Stored data
────────
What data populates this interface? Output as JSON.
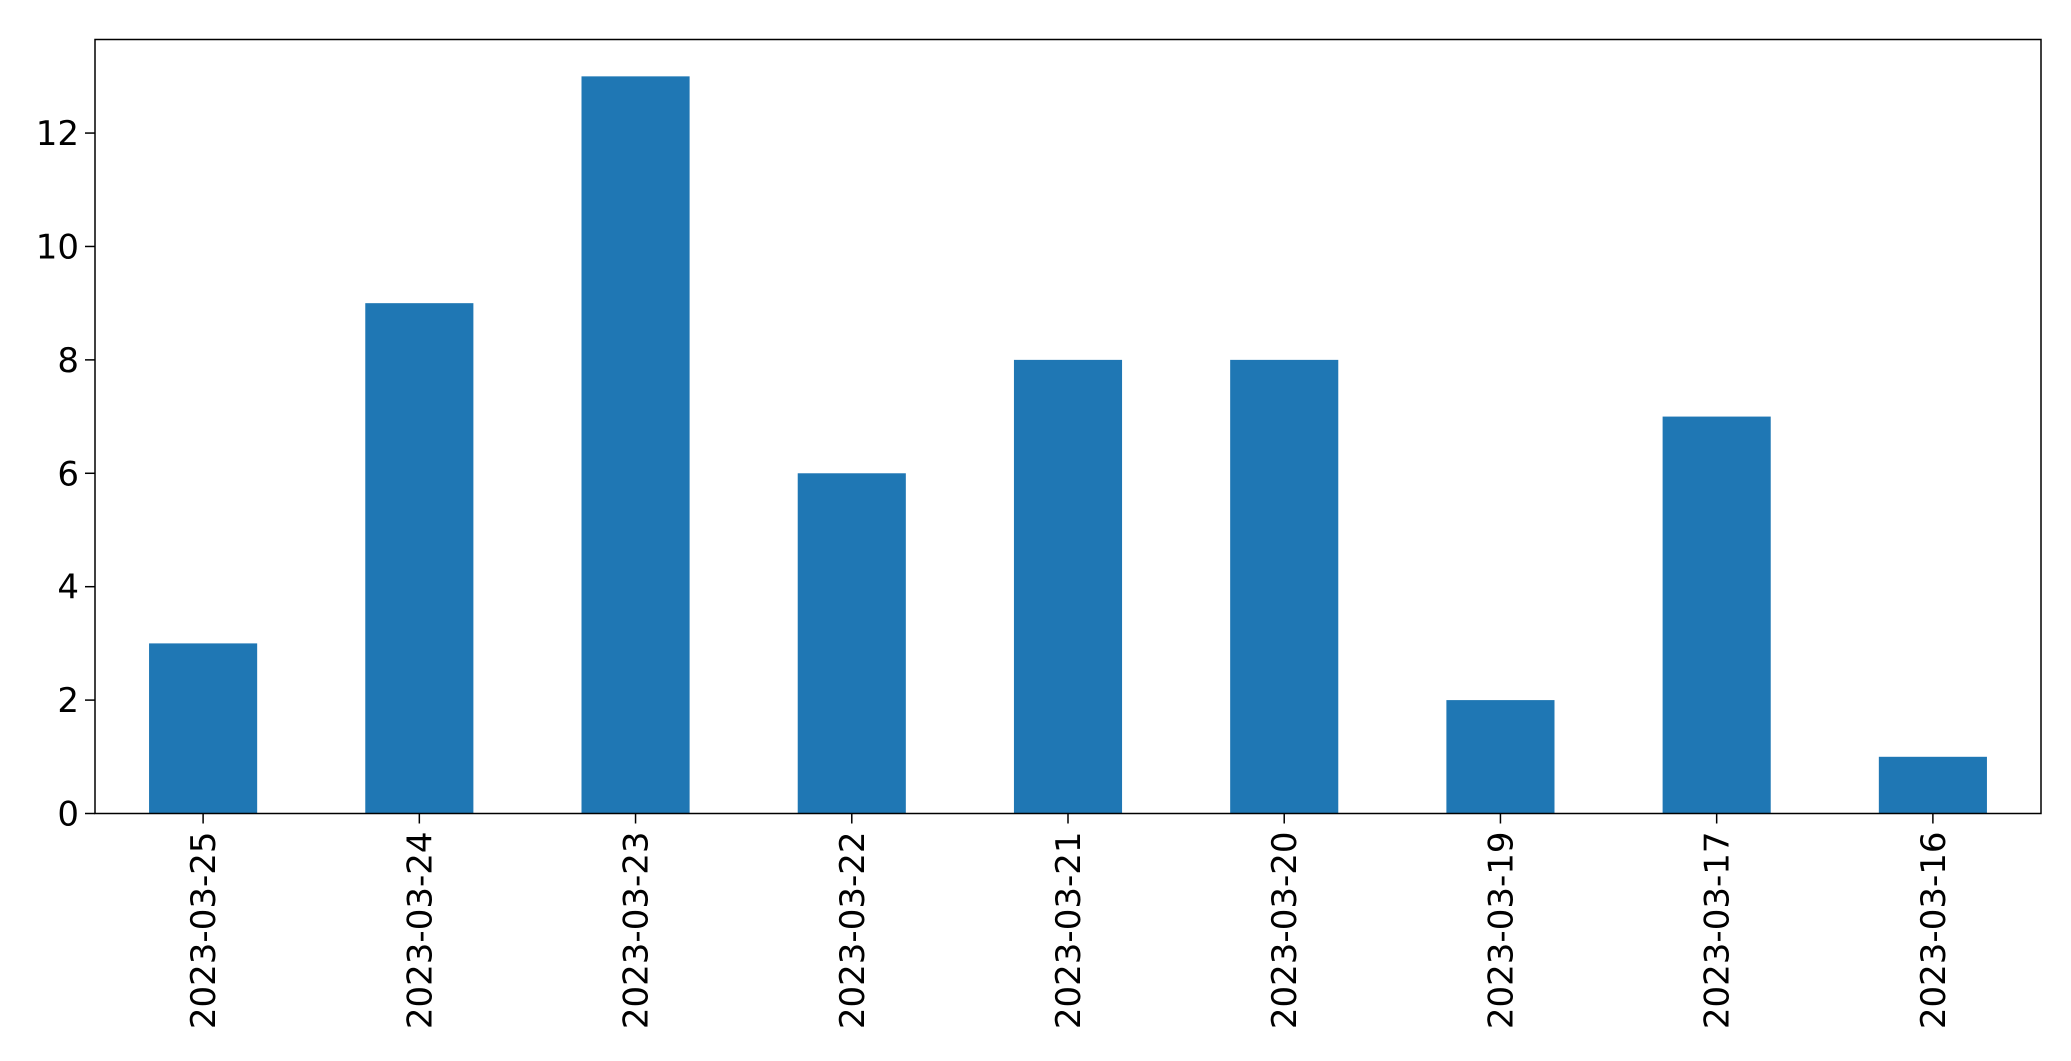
{
  "chart_data": {
    "type": "bar",
    "categories": [
      "2023-03-25",
      "2023-03-24",
      "2023-03-23",
      "2023-03-22",
      "2023-03-21",
      "2023-03-20",
      "2023-03-19",
      "2023-03-17",
      "2023-03-16"
    ],
    "values": [
      3,
      9,
      13,
      6,
      8,
      8,
      2,
      7,
      1
    ],
    "title": "",
    "xlabel": "",
    "ylabel": "",
    "ylim": [
      0,
      13.65
    ],
    "yticks": [
      0,
      2,
      4,
      6,
      8,
      10,
      12
    ],
    "grid": false,
    "bar_color": "#1f77b4"
  }
}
────────
● What is needed: Omit every picture, then repeat the remaining data exactly as it appears above.

● Final result:
What data populates this interface? Output as JSON.
{
  "chart_data": {
    "type": "bar",
    "categories": [
      "2023-03-25",
      "2023-03-24",
      "2023-03-23",
      "2023-03-22",
      "2023-03-21",
      "2023-03-20",
      "2023-03-19",
      "2023-03-17",
      "2023-03-16"
    ],
    "values": [
      3,
      9,
      13,
      6,
      8,
      8,
      2,
      7,
      1
    ],
    "title": "",
    "xlabel": "",
    "ylabel": "",
    "ylim": [
      0,
      13.65
    ],
    "yticks": [
      0,
      2,
      4,
      6,
      8,
      10,
      12
    ],
    "grid": false,
    "bar_color": "#1f77b4"
  }
}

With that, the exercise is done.